**What you will do:**
Output the full listing below exactly as it reads, and skip anything that is a picture.

**Given data:**

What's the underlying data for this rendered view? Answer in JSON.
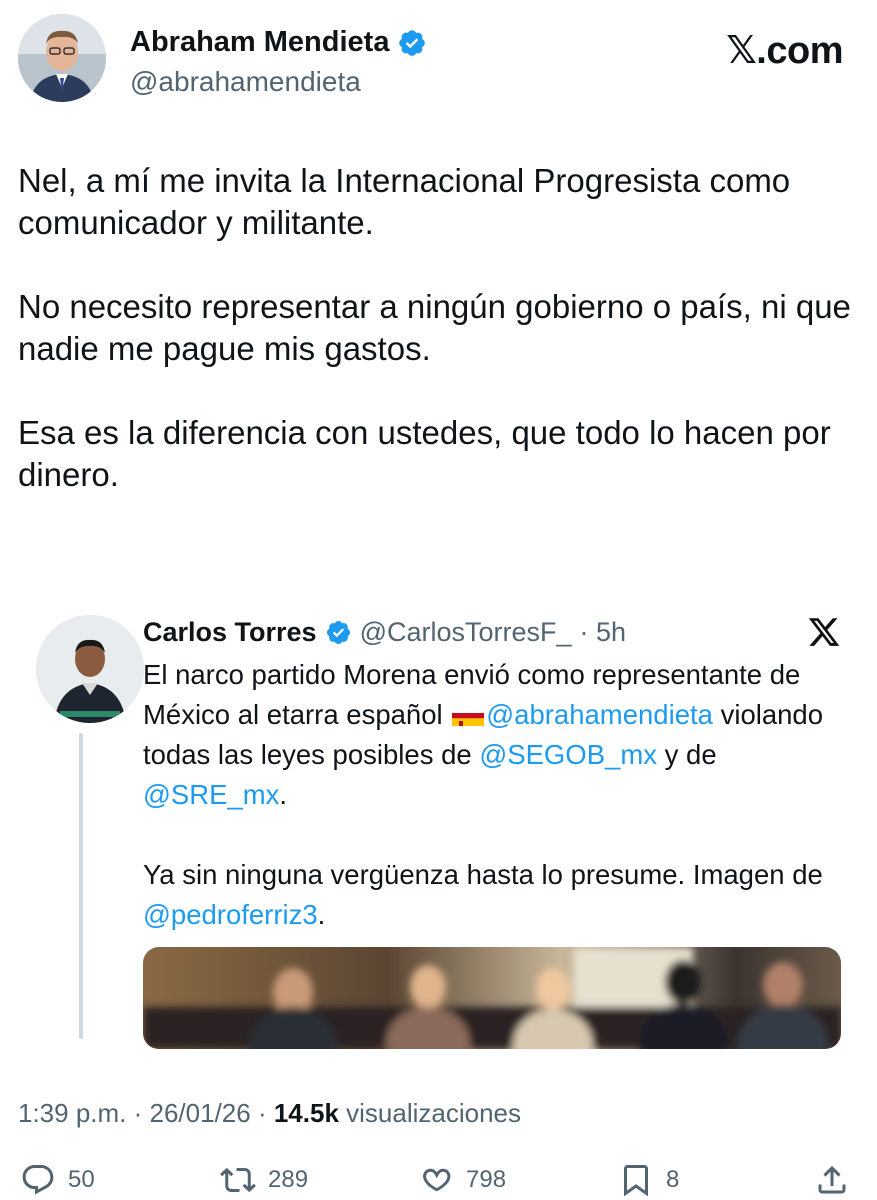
{
  "author": {
    "name": "Abraham Mendieta",
    "handle": "@abrahamendieta",
    "verified": true
  },
  "brand": "𝕏.com",
  "post": {
    "paragraphs": [
      "Nel, a mí me invita la Internacional Progresista como comunicador y militante.",
      "No necesito representar a ningún gobierno o país, ni que nadie me pague mis gastos.",
      "Esa es la diferencia con ustedes, que todo lo hacen por dinero."
    ]
  },
  "quoted": {
    "name": "Carlos Torres",
    "handle": "@CarlosTorresF_",
    "time": "· 5h",
    "line1": "El narco partido Morena envió como representante de México al etarra español ",
    "mention1": "@abrahamendieta",
    "line2": " violando todas las leyes posibles de ",
    "mention2": "@SEGOB_mx",
    "line3": " y de ",
    "mention3": "@SRE_mx",
    "line4": ".",
    "line5": "Ya sin ninguna vergüenza hasta lo presume. Imagen de ",
    "mention4": "@pedroferriz3",
    "line6": "."
  },
  "meta": {
    "time": "1:39 p.m.",
    "sep1": " · ",
    "date": "26/01/26",
    "sep2": " · ",
    "views": "14.5k",
    "views_label": " visualizaciones"
  },
  "actions": {
    "replies": "50",
    "reposts": "289",
    "likes": "798",
    "bookmarks": "8"
  },
  "colors": {
    "link": "#1d9bf0",
    "verified": "#1d9bf0",
    "muted": "#536471",
    "text": "#0f1419"
  },
  "icons": [
    "verified-badge-icon",
    "x-logo-icon",
    "reply-icon",
    "repost-icon",
    "like-icon",
    "bookmark-icon",
    "share-icon"
  ]
}
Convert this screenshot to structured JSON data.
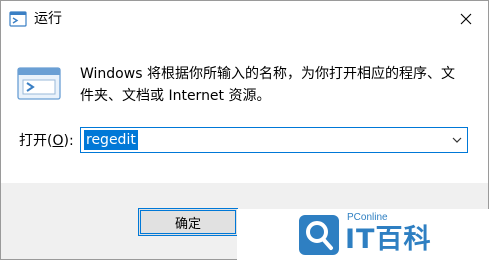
{
  "window": {
    "title": "运行",
    "close_icon": "close-icon"
  },
  "dialog": {
    "description_line1": "Windows 将根据你所输入的名称，为你打开相应的程序、文件",
    "description_line1_cont": "件",
    "description_line2": "夹、文档或 Internet 资源。",
    "open_label_prefix": "打开(",
    "open_label_key": "O",
    "open_label_suffix": "):",
    "input_value": "regedit"
  },
  "buttons": {
    "ok_label": "确定"
  },
  "watermark": {
    "brand_small": "PConline",
    "brand_large": "IT百科"
  },
  "colors": {
    "accent": "#0078d7",
    "watermark_blue": "#2e7fc2"
  }
}
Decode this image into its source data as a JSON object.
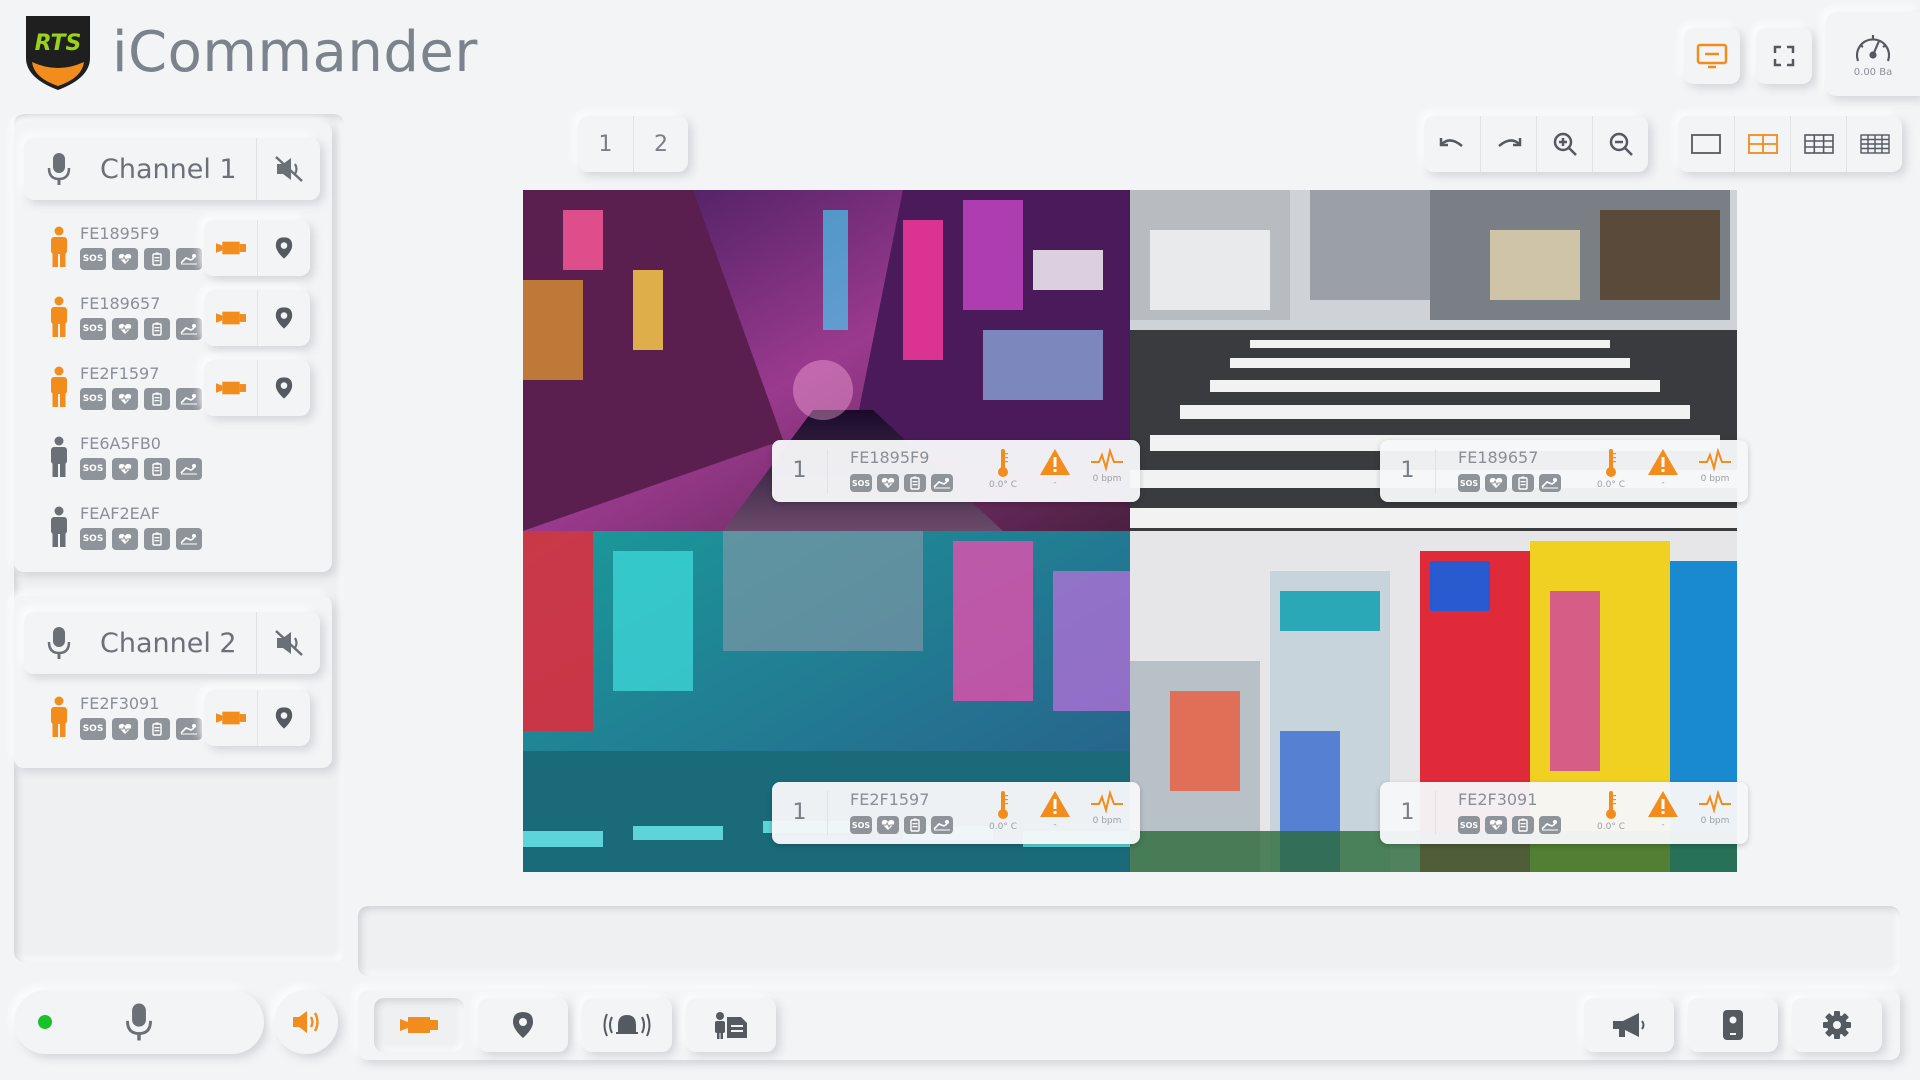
{
  "app": {
    "title": "iCommander",
    "logo_text": "RTS",
    "speed_value": "0.00 Ba"
  },
  "colors": {
    "accent": "#f28c1c",
    "icon_gray": "#6b6f76",
    "status_online": "#18c22a",
    "active_border": "#d2242a"
  },
  "channels": [
    {
      "label": "Channel 1",
      "users": [
        {
          "id": "FE1895F9",
          "active": true
        },
        {
          "id": "FE189657",
          "active": true
        },
        {
          "id": "FE2F1597",
          "active": true
        },
        {
          "id": "FE6A5FB0",
          "active": false
        },
        {
          "id": "FEAF2EAF",
          "active": false
        }
      ]
    },
    {
      "label": "Channel 2",
      "users": [
        {
          "id": "FE2F3091",
          "active": true
        }
      ]
    }
  ],
  "status_icons": [
    "sos",
    "heart",
    "battery",
    "fall"
  ],
  "status_icon_labels": {
    "sos": "SOS"
  },
  "pages": [
    "1",
    "2"
  ],
  "video_tiles": [
    {
      "channel": "1",
      "device_id": "FE1895F9",
      "temp": "0.0° C",
      "alert": "-",
      "heart_rate": "0 bpm"
    },
    {
      "channel": "1",
      "device_id": "FE189657",
      "temp": "0.0° C",
      "alert": "-",
      "heart_rate": "0 bpm"
    },
    {
      "channel": "1",
      "device_id": "FE2F1597",
      "temp": "0.0° C",
      "alert": "-",
      "heart_rate": "0 bpm"
    },
    {
      "channel": "1",
      "device_id": "FE2F3091",
      "temp": "0.0° C",
      "alert": "-",
      "heart_rate": "0 bpm"
    }
  ],
  "toolbar": {
    "history": [
      "undo-icon",
      "redo-icon",
      "zoom-in-icon",
      "zoom-out-icon"
    ],
    "layouts": [
      "layout-1x1-icon",
      "layout-2x2-icon",
      "layout-3x3-icon",
      "layout-4x4-icon"
    ],
    "selected_layout": "layout-2x2-icon"
  },
  "bottom_bar": {
    "left": [
      "video-icon",
      "location-icon",
      "alarm-icon",
      "user-report-icon"
    ],
    "right": [
      "megaphone-icon",
      "device-icon",
      "settings-icon"
    ],
    "selected": "video-icon"
  }
}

**Task output:**
What's the underlying data for this rendered view? Answer in JSON.
{
  "author": {
    "name": "Abraham Mendieta",
    "handle": "@abrahamendieta",
    "verified": true
  },
  "brand": "𝕏.com",
  "post": {
    "paragraphs": [
      "Nel, a mí me invita la Internacional Progresista como comunicador y militante.",
      "No necesito representar a ningún gobierno o país, ni que nadie me pague mis gastos.",
      "Esa es la diferencia con ustedes, que todo lo hacen por dinero."
    ]
  },
  "quoted": {
    "name": "Carlos Torres",
    "handle": "@CarlosTorresF_",
    "time": "· 5h",
    "line1": "El narco partido Morena envió como representante de México al etarra español ",
    "mention1": "@abrahamendieta",
    "line2": " violando todas las leyes posibles de ",
    "mention2": "@SEGOB_mx",
    "line3": " y de ",
    "mention3": "@SRE_mx",
    "line4": ".",
    "line5": "Ya sin ninguna vergüenza hasta lo presume. Imagen de ",
    "mention4": "@pedroferriz3",
    "line6": "."
  },
  "meta": {
    "time": "1:39 p.m.",
    "sep1": " · ",
    "date": "26/01/26",
    "sep2": " · ",
    "views": "14.5k",
    "views_label": " visualizaciones"
  },
  "actions": {
    "replies": "50",
    "reposts": "289",
    "likes": "798",
    "bookmarks": "8"
  },
  "colors": {
    "link": "#1d9bf0",
    "verified": "#1d9bf0",
    "muted": "#536471",
    "text": "#0f1419"
  },
  "icons": [
    "verified-badge-icon",
    "x-logo-icon",
    "reply-icon",
    "repost-icon",
    "like-icon",
    "bookmark-icon",
    "share-icon"
  ]
}
Convert this screenshot to structured JSON data.
{
  "window": {
    "title": "运行",
    "close_icon": "close-icon"
  },
  "dialog": {
    "description_line1": "Windows 将根据你所输入的名称，为你打开相应的程序、文件",
    "description_line1_cont": "件",
    "description_line2": "夹、文档或 Internet 资源。",
    "open_label_prefix": "打开(",
    "open_label_key": "O",
    "open_label_suffix": "):",
    "input_value": "regedit"
  },
  "buttons": {
    "ok_label": "确定"
  },
  "watermark": {
    "brand_small": "PConline",
    "brand_large": "IT百科"
  },
  "colors": {
    "accent": "#0078d7",
    "watermark_blue": "#2e7fc2"
  }
}
Decode this image into its source data as a JSON object.
{
  "app": {
    "title": "iCommander",
    "logo_text": "RTS",
    "speed_value": "0.00 Ba"
  },
  "colors": {
    "accent": "#f28c1c",
    "icon_gray": "#6b6f76",
    "status_online": "#18c22a",
    "active_border": "#d2242a"
  },
  "channels": [
    {
      "label": "Channel 1",
      "users": [
        {
          "id": "FE1895F9",
          "active": true
        },
        {
          "id": "FE189657",
          "active": true
        },
        {
          "id": "FE2F1597",
          "active": true
        },
        {
          "id": "FE6A5FB0",
          "active": false
        },
        {
          "id": "FEAF2EAF",
          "active": false
        }
      ]
    },
    {
      "label": "Channel 2",
      "users": [
        {
          "id": "FE2F3091",
          "active": true
        }
      ]
    }
  ],
  "status_icons": [
    "sos",
    "heart",
    "battery",
    "fall"
  ],
  "status_icon_labels": {
    "sos": "SOS"
  },
  "pages": [
    "1",
    "2"
  ],
  "video_tiles": [
    {
      "channel": "1",
      "device_id": "FE1895F9",
      "temp": "0.0° C",
      "alert": "-",
      "heart_rate": "0 bpm"
    },
    {
      "channel": "1",
      "device_id": "FE189657",
      "temp": "0.0° C",
      "alert": "-",
      "heart_rate": "0 bpm"
    },
    {
      "channel": "1",
      "device_id": "FE2F1597",
      "temp": "0.0° C",
      "alert": "-",
      "heart_rate": "0 bpm"
    },
    {
      "channel": "1",
      "device_id": "FE2F3091",
      "temp": "0.0° C",
      "alert": "-",
      "heart_rate": "0 bpm"
    }
  ],
  "toolbar": {
    "history": [
      "undo-icon",
      "redo-icon",
      "zoom-in-icon",
      "zoom-out-icon"
    ],
    "layouts": [
      "layout-1x1-icon",
      "layout-2x2-icon",
      "layout-3x3-icon",
      "layout-4x4-icon"
    ],
    "selected_layout": "layout-2x2-icon"
  },
  "bottom_bar": {
    "left": [
      "video-icon",
      "location-icon",
      "alarm-icon",
      "user-report-icon"
    ],
    "right": [
      "megaphone-icon",
      "device-icon",
      "settings-icon"
    ],
    "selected": "video-icon"
  }
}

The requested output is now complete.